Records contained in a dataset:
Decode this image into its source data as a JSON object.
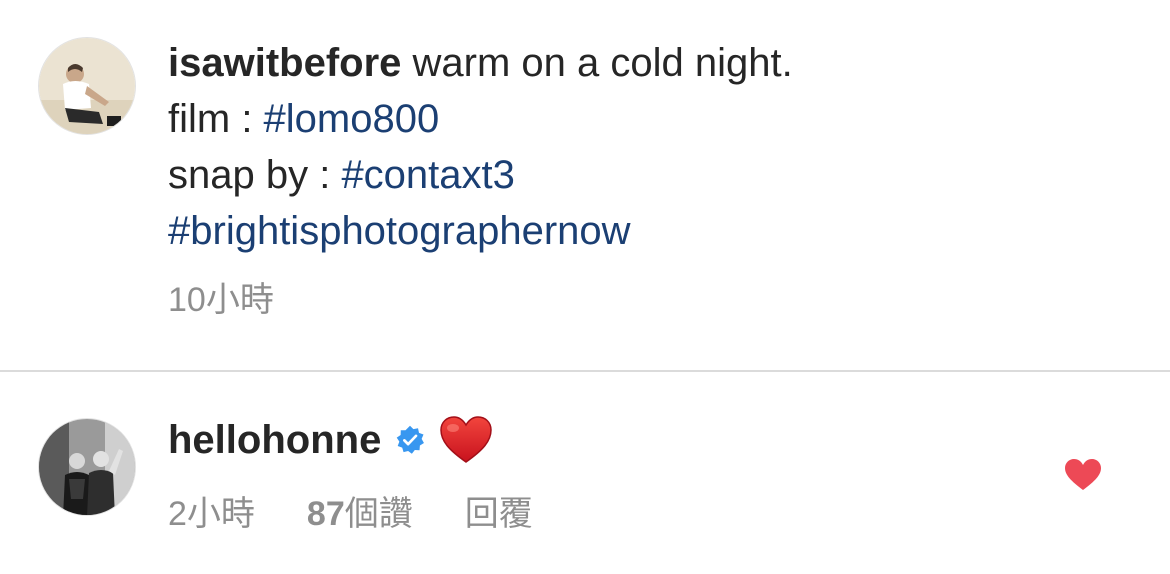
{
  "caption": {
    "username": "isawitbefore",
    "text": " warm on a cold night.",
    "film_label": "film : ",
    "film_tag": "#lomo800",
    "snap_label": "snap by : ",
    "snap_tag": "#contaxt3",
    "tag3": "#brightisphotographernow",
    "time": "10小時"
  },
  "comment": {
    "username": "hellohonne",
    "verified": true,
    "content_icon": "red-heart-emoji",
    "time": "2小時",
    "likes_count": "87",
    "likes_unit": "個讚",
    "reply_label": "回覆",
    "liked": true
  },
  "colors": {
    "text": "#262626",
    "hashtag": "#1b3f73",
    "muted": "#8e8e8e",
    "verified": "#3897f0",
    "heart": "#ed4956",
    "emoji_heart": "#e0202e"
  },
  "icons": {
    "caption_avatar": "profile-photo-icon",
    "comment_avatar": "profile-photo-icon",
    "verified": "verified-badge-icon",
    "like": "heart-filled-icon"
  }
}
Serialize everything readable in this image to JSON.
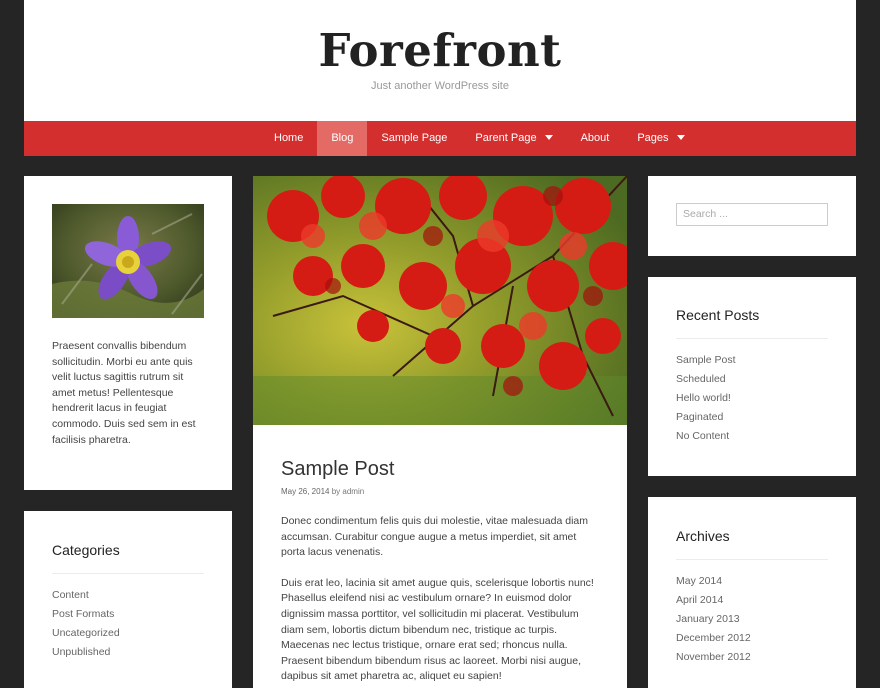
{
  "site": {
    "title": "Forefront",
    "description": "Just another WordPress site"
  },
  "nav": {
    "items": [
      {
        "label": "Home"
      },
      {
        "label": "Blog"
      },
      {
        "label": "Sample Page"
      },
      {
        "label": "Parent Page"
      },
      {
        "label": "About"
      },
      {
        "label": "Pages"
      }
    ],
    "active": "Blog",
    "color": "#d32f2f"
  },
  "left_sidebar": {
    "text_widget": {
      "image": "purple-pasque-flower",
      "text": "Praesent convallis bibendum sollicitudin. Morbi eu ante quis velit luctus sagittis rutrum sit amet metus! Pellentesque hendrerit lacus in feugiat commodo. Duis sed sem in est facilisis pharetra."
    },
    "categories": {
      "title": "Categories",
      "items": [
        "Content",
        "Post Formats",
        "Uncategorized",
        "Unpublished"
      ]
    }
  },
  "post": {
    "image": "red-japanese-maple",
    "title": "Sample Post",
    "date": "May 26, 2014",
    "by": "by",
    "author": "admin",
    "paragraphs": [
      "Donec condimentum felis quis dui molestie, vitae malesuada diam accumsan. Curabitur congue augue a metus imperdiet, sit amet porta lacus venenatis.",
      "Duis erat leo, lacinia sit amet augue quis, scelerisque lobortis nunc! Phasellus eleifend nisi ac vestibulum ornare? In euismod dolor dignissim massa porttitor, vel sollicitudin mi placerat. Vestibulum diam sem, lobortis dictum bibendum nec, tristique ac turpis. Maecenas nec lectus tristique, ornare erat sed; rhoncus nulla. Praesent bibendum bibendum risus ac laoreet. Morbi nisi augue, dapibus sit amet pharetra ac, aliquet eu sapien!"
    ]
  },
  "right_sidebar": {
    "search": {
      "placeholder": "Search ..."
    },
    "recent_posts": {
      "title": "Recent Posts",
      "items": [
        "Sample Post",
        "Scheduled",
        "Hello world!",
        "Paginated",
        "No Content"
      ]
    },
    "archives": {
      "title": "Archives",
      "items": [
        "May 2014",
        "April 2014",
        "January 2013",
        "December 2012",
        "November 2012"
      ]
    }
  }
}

- [THE REQUEST]: Only a number is wanted: how many lines of the material include the word "verified".

- [RESULT FOR THIS EXERCISE]: 3